Task directions: Quote the records that follow in full and exactly; leave out the pictures.

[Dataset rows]
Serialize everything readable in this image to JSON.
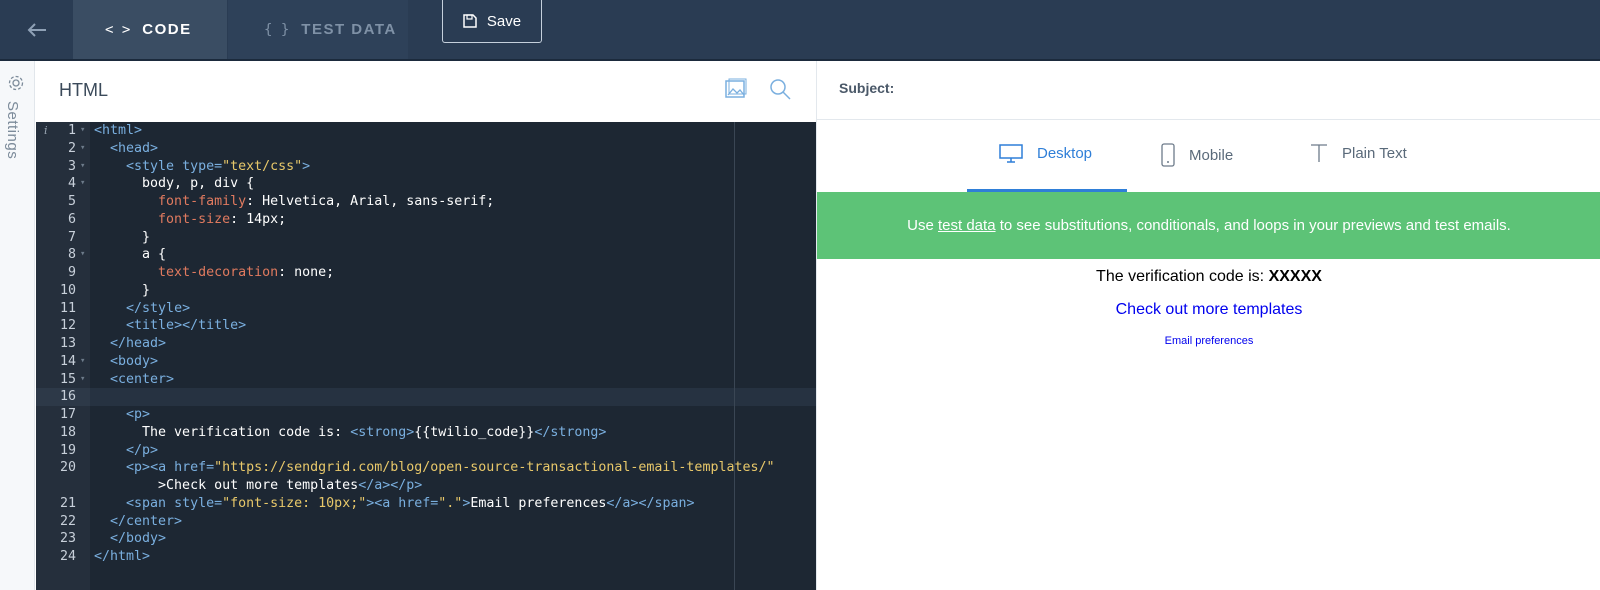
{
  "topbar": {
    "back_icon": "arrow-left-icon",
    "tabs": [
      {
        "glyph": "< >",
        "label": "CODE",
        "active": true
      },
      {
        "glyph": "{ }",
        "label": "TEST DATA",
        "active": false
      }
    ],
    "save_label": "Save",
    "save_icon": "floppy-disk-icon"
  },
  "rail": {
    "settings_label": "Settings",
    "icon": "gear-icon"
  },
  "editor": {
    "title": "HTML",
    "icons": [
      "image-icon",
      "search-icon"
    ],
    "lines": [
      {
        "n": "1",
        "code": "<html>"
      },
      {
        "n": "2",
        "code": "  <head>"
      },
      {
        "n": "3",
        "code": "    <style type=\"text/css\">"
      },
      {
        "n": "4",
        "code": "      body, p, div {"
      },
      {
        "n": "5",
        "code": "        font-family: Helvetica, Arial, sans-serif;"
      },
      {
        "n": "6",
        "code": "        font-size: 14px;"
      },
      {
        "n": "7",
        "code": "      }"
      },
      {
        "n": "8",
        "code": "      a {"
      },
      {
        "n": "9",
        "code": "        text-decoration: none;"
      },
      {
        "n": "10",
        "code": "      }"
      },
      {
        "n": "11",
        "code": "    </style>"
      },
      {
        "n": "12",
        "code": "    <title></title>"
      },
      {
        "n": "13",
        "code": "  </head>"
      },
      {
        "n": "14",
        "code": "  <body>"
      },
      {
        "n": "15",
        "code": "  <center>"
      },
      {
        "n": "16",
        "code": ""
      },
      {
        "n": "17",
        "code": "    <p>"
      },
      {
        "n": "18",
        "code": "      The verification code is: <strong>{{twilio_code}}</strong>"
      },
      {
        "n": "19",
        "code": "    </p>"
      },
      {
        "n": "20",
        "code": "    <p><a href=\"https://sendgrid.com/blog/open-source-transactional-email-templates/\""
      },
      {
        "n": "",
        "code": "        >Check out more templates</a></p>"
      },
      {
        "n": "21",
        "code": "    <span style=\"font-size: 10px;\"><a href=\".\">Email preferences</a></span>"
      },
      {
        "n": "22",
        "code": "  </center>"
      },
      {
        "n": "23",
        "code": "  </body>"
      },
      {
        "n": "24",
        "code": "</html>"
      }
    ]
  },
  "preview": {
    "subject_label": "Subject:",
    "tabs": [
      {
        "label": "Desktop",
        "icon": "monitor-icon",
        "active": true
      },
      {
        "label": "Mobile",
        "icon": "phone-icon",
        "active": false
      },
      {
        "label": "Plain Text",
        "icon": "text-t-icon",
        "active": false
      }
    ],
    "banner": {
      "prefix": "Use ",
      "link": "test data",
      "suffix": " to see substitutions, conditionals, and loops in your previews and test emails."
    },
    "email": {
      "verify_text": "The verification code is: ",
      "code": "XXXXX",
      "more_link": "Check out more templates",
      "prefs_link": "Email preferences"
    }
  },
  "colors": {
    "topbar": "#2a3c53",
    "editor_bg": "#1d2733",
    "accent": "#2f7fd8",
    "banner": "#5dc377"
  }
}
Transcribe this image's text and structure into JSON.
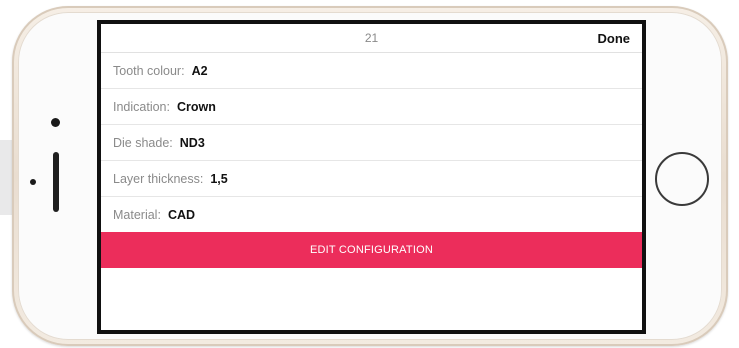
{
  "header": {
    "title": "21",
    "done_label": "Done"
  },
  "config": {
    "rows": [
      {
        "label": "Tooth colour:",
        "value": "A2"
      },
      {
        "label": "Indication:",
        "value": "Crown"
      },
      {
        "label": "Die shade:",
        "value": "ND3"
      },
      {
        "label": "Layer thickness:",
        "value": "1,5"
      },
      {
        "label": "Material:",
        "value": "CAD"
      }
    ]
  },
  "actions": {
    "edit_label": "EDIT CONFIGURATION"
  },
  "colors": {
    "accent": "#ec2d5b",
    "phone_body": "#efe4d8"
  }
}
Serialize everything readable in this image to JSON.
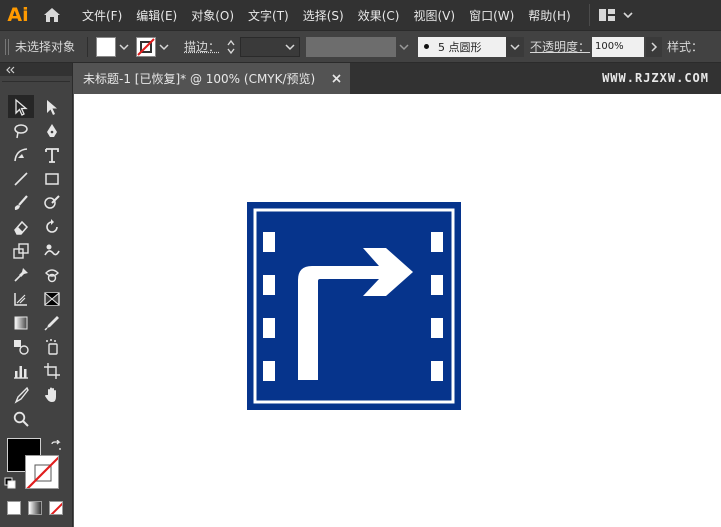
{
  "app": {
    "logo": "Ai"
  },
  "menu": {
    "items": [
      "文件(F)",
      "编辑(E)",
      "对象(O)",
      "文字(T)",
      "选择(S)",
      "效果(C)",
      "视图(V)",
      "窗口(W)",
      "帮助(H)"
    ]
  },
  "control_bar": {
    "selection_status": "未选择对象",
    "stroke_label": "描边：",
    "brush_value": "5 点圆形",
    "opacity_label": "不透明度：",
    "opacity_value": "100%",
    "style_label": "样式："
  },
  "document": {
    "tab_title": "未标题-1 [已恢复]* @ 100% (CMYK/预览)",
    "watermark": "WWW.RJZXW.COM"
  },
  "icons": {
    "home": "home-icon",
    "workspace": "workspace-switcher-icon",
    "close": "close-icon"
  },
  "colors": {
    "sign_blue": "#06348c",
    "sign_white": "#ffffff",
    "ai_orange": "#ff9a00",
    "fill_swatch": "#000000",
    "stroke_swatch": "#ffffff",
    "no_color_slash": "#e01e1e"
  }
}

Worked answer:
Serialize everything readable in this image to JSON.
{
  "topbar": {
    "back_icon": "arrow-left-icon",
    "tabs": [
      {
        "glyph": "< >",
        "label": "CODE",
        "active": true
      },
      {
        "glyph": "{ }",
        "label": "TEST DATA",
        "active": false
      }
    ],
    "save_label": "Save",
    "save_icon": "floppy-disk-icon"
  },
  "rail": {
    "settings_label": "Settings",
    "icon": "gear-icon"
  },
  "editor": {
    "title": "HTML",
    "icons": [
      "image-icon",
      "search-icon"
    ],
    "lines": [
      {
        "n": "1",
        "code": "<html>"
      },
      {
        "n": "2",
        "code": "  <head>"
      },
      {
        "n": "3",
        "code": "    <style type=\"text/css\">"
      },
      {
        "n": "4",
        "code": "      body, p, div {"
      },
      {
        "n": "5",
        "code": "        font-family: Helvetica, Arial, sans-serif;"
      },
      {
        "n": "6",
        "code": "        font-size: 14px;"
      },
      {
        "n": "7",
        "code": "      }"
      },
      {
        "n": "8",
        "code": "      a {"
      },
      {
        "n": "9",
        "code": "        text-decoration: none;"
      },
      {
        "n": "10",
        "code": "      }"
      },
      {
        "n": "11",
        "code": "    </style>"
      },
      {
        "n": "12",
        "code": "    <title></title>"
      },
      {
        "n": "13",
        "code": "  </head>"
      },
      {
        "n": "14",
        "code": "  <body>"
      },
      {
        "n": "15",
        "code": "  <center>"
      },
      {
        "n": "16",
        "code": ""
      },
      {
        "n": "17",
        "code": "    <p>"
      },
      {
        "n": "18",
        "code": "      The verification code is: <strong>{{twilio_code}}</strong>"
      },
      {
        "n": "19",
        "code": "    </p>"
      },
      {
        "n": "20",
        "code": "    <p><a href=\"https://sendgrid.com/blog/open-source-transactional-email-templates/\""
      },
      {
        "n": "",
        "code": "        >Check out more templates</a></p>"
      },
      {
        "n": "21",
        "code": "    <span style=\"font-size: 10px;\"><a href=\".\">Email preferences</a></span>"
      },
      {
        "n": "22",
        "code": "  </center>"
      },
      {
        "n": "23",
        "code": "  </body>"
      },
      {
        "n": "24",
        "code": "</html>"
      }
    ]
  },
  "preview": {
    "subject_label": "Subject:",
    "tabs": [
      {
        "label": "Desktop",
        "icon": "monitor-icon",
        "active": true
      },
      {
        "label": "Mobile",
        "icon": "phone-icon",
        "active": false
      },
      {
        "label": "Plain Text",
        "icon": "text-t-icon",
        "active": false
      }
    ],
    "banner": {
      "prefix": "Use ",
      "link": "test data",
      "suffix": " to see substitutions, conditionals, and loops in your previews and test emails."
    },
    "email": {
      "verify_text": "The verification code is: ",
      "code": "XXXXX",
      "more_link": "Check out more templates",
      "prefs_link": "Email preferences"
    }
  },
  "colors": {
    "topbar": "#2a3c53",
    "editor_bg": "#1d2733",
    "accent": "#2f7fd8",
    "banner": "#5dc377"
  }
}
Transcribe this image's text and structure into JSON.
{
  "header": {
    "title": "21",
    "done_label": "Done"
  },
  "config": {
    "rows": [
      {
        "label": "Tooth colour:",
        "value": "A2"
      },
      {
        "label": "Indication:",
        "value": "Crown"
      },
      {
        "label": "Die shade:",
        "value": "ND3"
      },
      {
        "label": "Layer thickness:",
        "value": "1,5"
      },
      {
        "label": "Material:",
        "value": "CAD"
      }
    ]
  },
  "actions": {
    "edit_label": "EDIT CONFIGURATION"
  },
  "colors": {
    "accent": "#ec2d5b",
    "phone_body": "#efe4d8"
  }
}
Serialize everything readable in this image to JSON.
{
  "app": {
    "logo": "Ai"
  },
  "menu": {
    "items": [
      "文件(F)",
      "编辑(E)",
      "对象(O)",
      "文字(T)",
      "选择(S)",
      "效果(C)",
      "视图(V)",
      "窗口(W)",
      "帮助(H)"
    ]
  },
  "control_bar": {
    "selection_status": "未选择对象",
    "stroke_label": "描边：",
    "brush_value": "5 点圆形",
    "opacity_label": "不透明度：",
    "opacity_value": "100%",
    "style_label": "样式："
  },
  "document": {
    "tab_title": "未标题-1 [已恢复]* @ 100% (CMYK/预览)",
    "watermark": "WWW.RJZXW.COM"
  },
  "icons": {
    "home": "home-icon",
    "workspace": "workspace-switcher-icon",
    "close": "close-icon"
  },
  "colors": {
    "sign_blue": "#06348c",
    "sign_white": "#ffffff",
    "ai_orange": "#ff9a00",
    "fill_swatch": "#000000",
    "stroke_swatch": "#ffffff",
    "no_color_slash": "#e01e1e"
  }
}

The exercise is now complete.